===== Material for the task

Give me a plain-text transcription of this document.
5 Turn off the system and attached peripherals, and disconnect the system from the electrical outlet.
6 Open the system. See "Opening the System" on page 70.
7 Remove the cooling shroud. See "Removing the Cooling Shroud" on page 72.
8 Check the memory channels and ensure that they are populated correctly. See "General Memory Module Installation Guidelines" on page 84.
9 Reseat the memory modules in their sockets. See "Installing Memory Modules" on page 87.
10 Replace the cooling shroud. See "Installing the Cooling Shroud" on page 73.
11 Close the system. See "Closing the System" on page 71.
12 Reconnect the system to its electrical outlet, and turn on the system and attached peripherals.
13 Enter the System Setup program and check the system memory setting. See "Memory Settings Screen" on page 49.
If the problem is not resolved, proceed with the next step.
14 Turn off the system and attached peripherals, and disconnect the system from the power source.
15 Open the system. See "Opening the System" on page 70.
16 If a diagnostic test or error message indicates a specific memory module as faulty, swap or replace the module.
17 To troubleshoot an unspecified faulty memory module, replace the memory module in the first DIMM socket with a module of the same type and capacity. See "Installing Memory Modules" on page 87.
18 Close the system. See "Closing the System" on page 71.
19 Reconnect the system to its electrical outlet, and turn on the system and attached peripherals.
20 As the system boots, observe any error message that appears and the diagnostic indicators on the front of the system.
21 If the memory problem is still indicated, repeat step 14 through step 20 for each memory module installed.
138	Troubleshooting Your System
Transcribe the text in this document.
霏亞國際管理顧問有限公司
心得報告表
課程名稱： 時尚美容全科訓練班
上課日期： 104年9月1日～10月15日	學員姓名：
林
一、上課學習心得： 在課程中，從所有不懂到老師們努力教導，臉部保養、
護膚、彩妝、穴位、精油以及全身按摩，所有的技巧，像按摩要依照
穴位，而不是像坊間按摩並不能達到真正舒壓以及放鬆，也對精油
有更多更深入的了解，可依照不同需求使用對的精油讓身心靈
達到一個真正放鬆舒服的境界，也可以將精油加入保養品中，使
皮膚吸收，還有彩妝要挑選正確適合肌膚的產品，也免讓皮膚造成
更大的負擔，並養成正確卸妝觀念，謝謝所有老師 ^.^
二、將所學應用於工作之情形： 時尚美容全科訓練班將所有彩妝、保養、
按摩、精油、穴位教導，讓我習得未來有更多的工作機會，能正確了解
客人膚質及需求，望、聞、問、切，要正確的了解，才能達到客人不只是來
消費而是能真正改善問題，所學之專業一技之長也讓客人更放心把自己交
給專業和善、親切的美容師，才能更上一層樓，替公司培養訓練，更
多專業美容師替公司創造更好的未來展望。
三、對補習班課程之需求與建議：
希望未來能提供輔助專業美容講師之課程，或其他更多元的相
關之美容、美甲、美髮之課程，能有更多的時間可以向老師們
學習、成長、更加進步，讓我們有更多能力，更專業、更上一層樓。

==========

## To be done
Write down only how many lines in the listing contain the word "Shroud".

## Exercise output
2